**EXERCISE:**
Make an exact copy of the entries, and keep any pictures out of it.

Dataset rows about figures

────────

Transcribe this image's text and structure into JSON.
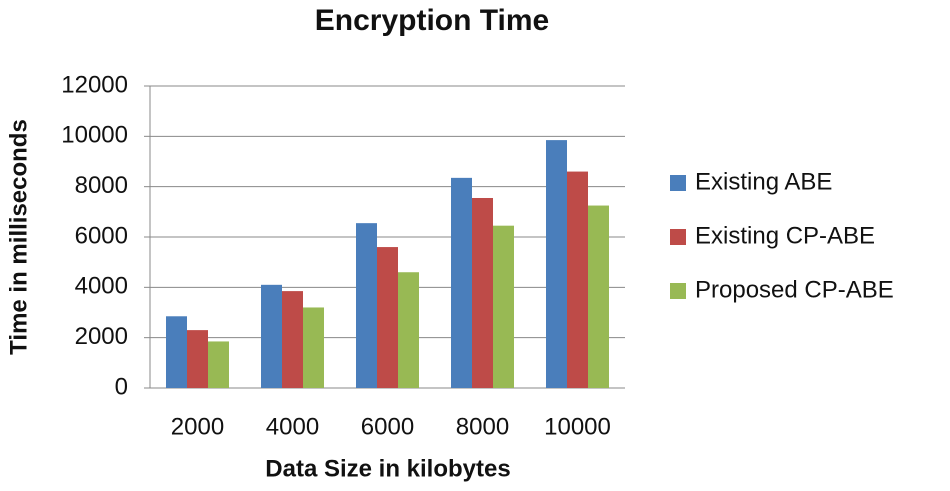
{
  "chart_data": {
    "type": "bar",
    "title": "Encryption Time",
    "x_label": "Data Size in kilobytes",
    "y_label": "Time in milliseconds",
    "categories": [
      "2000",
      "4000",
      "6000",
      "8000",
      "10000"
    ],
    "series": [
      {
        "name": "Existing ABE",
        "color": "#4a7ebb",
        "values": [
          2850,
          4100,
          6550,
          8350,
          9850
        ]
      },
      {
        "name": "Existing CP-ABE",
        "color": "#be4b48",
        "values": [
          2300,
          3850,
          5600,
          7550,
          8600
        ]
      },
      {
        "name": "Proposed CP-ABE",
        "color": "#98b954",
        "values": [
          1850,
          3200,
          4600,
          6450,
          7250
        ]
      }
    ],
    "ylim": [
      0,
      12000
    ],
    "yticks": [
      0,
      2000,
      4000,
      6000,
      8000,
      10000,
      12000
    ],
    "grid": true,
    "legend": "right"
  }
}
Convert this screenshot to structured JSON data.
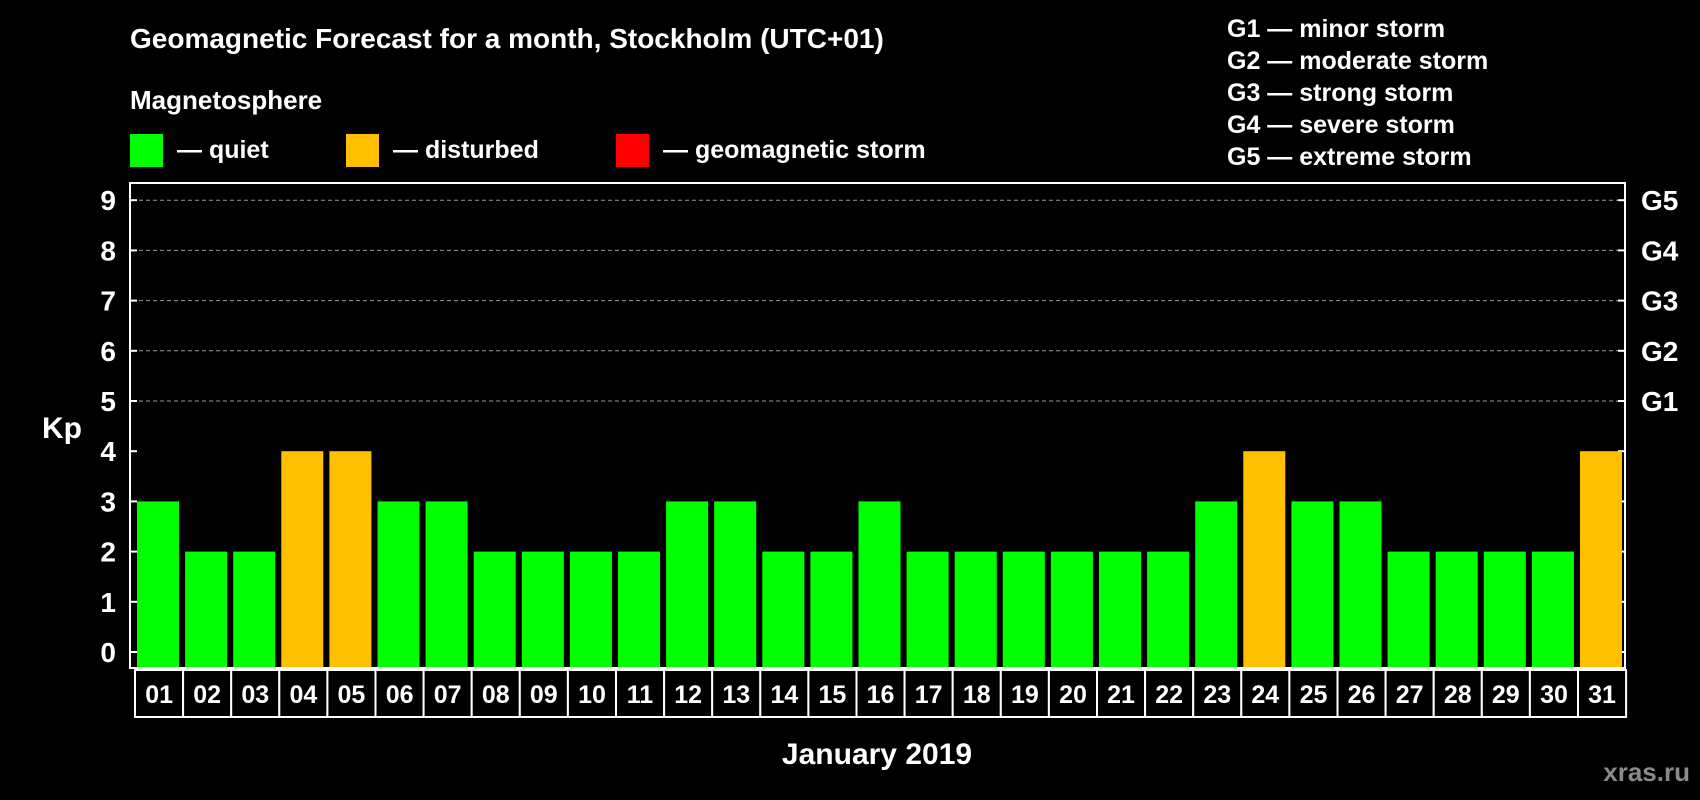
{
  "chart_data": {
    "type": "bar",
    "title": "Geomagnetic Forecast for a month, Stockholm (UTC+01)",
    "subtitle": "Magnetosphere",
    "xlabel": "January 2019",
    "ylabel": "Kp",
    "ylim": [
      0,
      9
    ],
    "yticks": [
      "0",
      "1",
      "2",
      "3",
      "4",
      "5",
      "6",
      "7",
      "8",
      "9"
    ],
    "grid": "dashed horizontal lines at Kp 5 through 9",
    "categories": [
      "01",
      "02",
      "03",
      "04",
      "05",
      "06",
      "07",
      "08",
      "09",
      "10",
      "11",
      "12",
      "13",
      "14",
      "15",
      "16",
      "17",
      "18",
      "19",
      "20",
      "21",
      "22",
      "23",
      "24",
      "25",
      "26",
      "27",
      "28",
      "29",
      "30",
      "31"
    ],
    "values": [
      3,
      2,
      2,
      4,
      4,
      3,
      3,
      2,
      2,
      2,
      2,
      3,
      3,
      2,
      2,
      3,
      2,
      2,
      2,
      2,
      2,
      2,
      3,
      4,
      3,
      3,
      2,
      2,
      2,
      2,
      4
    ],
    "legend": [
      {
        "label": "— quiet",
        "color": "#00ff00"
      },
      {
        "label": "— disturbed",
        "color": "#ffc000"
      },
      {
        "label": "— geomagnetic storm",
        "color": "#ff0000"
      }
    ],
    "storm_levels": [
      {
        "label": "G5",
        "kp": 9
      },
      {
        "label": "G4",
        "kp": 8
      },
      {
        "label": "G3",
        "kp": 7
      },
      {
        "label": "G2",
        "kp": 6
      },
      {
        "label": "G1",
        "kp": 5
      }
    ],
    "storm_legend": [
      "G1 — minor storm",
      "G2 — moderate storm",
      "G3 — strong storm",
      "G4 — severe storm",
      "G5 — extreme storm"
    ],
    "colors": {
      "quiet": "#00ff00",
      "disturbed": "#ffc000",
      "storm": "#ff0000",
      "background": "#000000",
      "axis": "#ffffff",
      "grid": "#999999"
    }
  },
  "watermark": "xras.ru"
}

────────

**ANSWER TO THE TASK:**
Transcribe this image's text and structure into JSON.
{
  "chart_data": {
    "type": "bar",
    "title": "Encryption Time",
    "x_label": "Data Size in kilobytes",
    "y_label": "Time in milliseconds",
    "categories": [
      "2000",
      "4000",
      "6000",
      "8000",
      "10000"
    ],
    "series": [
      {
        "name": "Existing ABE",
        "color": "#4a7ebb",
        "values": [
          2850,
          4100,
          6550,
          8350,
          9850
        ]
      },
      {
        "name": "Existing CP-ABE",
        "color": "#be4b48",
        "values": [
          2300,
          3850,
          5600,
          7550,
          8600
        ]
      },
      {
        "name": "Proposed CP-ABE",
        "color": "#98b954",
        "values": [
          1850,
          3200,
          4600,
          6450,
          7250
        ]
      }
    ],
    "ylim": [
      0,
      12000
    ],
    "yticks": [
      0,
      2000,
      4000,
      6000,
      8000,
      10000,
      12000
    ],
    "grid": true,
    "legend": "right"
  }
}
Convert this screenshot to structured JSON data.
{
  "chart_data": {
    "type": "bar",
    "title": "Geomagnetic Forecast for a month, Stockholm (UTC+01)",
    "subtitle": "Magnetosphere",
    "xlabel": "January 2019",
    "ylabel": "Kp",
    "ylim": [
      0,
      9
    ],
    "yticks": [
      "0",
      "1",
      "2",
      "3",
      "4",
      "5",
      "6",
      "7",
      "8",
      "9"
    ],
    "grid": "dashed horizontal lines at Kp 5 through 9",
    "categories": [
      "01",
      "02",
      "03",
      "04",
      "05",
      "06",
      "07",
      "08",
      "09",
      "10",
      "11",
      "12",
      "13",
      "14",
      "15",
      "16",
      "17",
      "18",
      "19",
      "20",
      "21",
      "22",
      "23",
      "24",
      "25",
      "26",
      "27",
      "28",
      "29",
      "30",
      "31"
    ],
    "values": [
      3,
      2,
      2,
      4,
      4,
      3,
      3,
      2,
      2,
      2,
      2,
      3,
      3,
      2,
      2,
      3,
      2,
      2,
      2,
      2,
      2,
      2,
      3,
      4,
      3,
      3,
      2,
      2,
      2,
      2,
      4
    ],
    "legend": [
      {
        "label": "— quiet",
        "color": "#00ff00"
      },
      {
        "label": "— disturbed",
        "color": "#ffc000"
      },
      {
        "label": "— geomagnetic storm",
        "color": "#ff0000"
      }
    ],
    "storm_levels": [
      {
        "label": "G5",
        "kp": 9
      },
      {
        "label": "G4",
        "kp": 8
      },
      {
        "label": "G3",
        "kp": 7
      },
      {
        "label": "G2",
        "kp": 6
      },
      {
        "label": "G1",
        "kp": 5
      }
    ],
    "storm_legend": [
      "G1 — minor storm",
      "G2 — moderate storm",
      "G3 — strong storm",
      "G4 — severe storm",
      "G5 — extreme storm"
    ],
    "colors": {
      "quiet": "#00ff00",
      "disturbed": "#ffc000",
      "storm": "#ff0000",
      "background": "#000000",
      "axis": "#ffffff",
      "grid": "#999999"
    }
  },
  "watermark": "xras.ru"
}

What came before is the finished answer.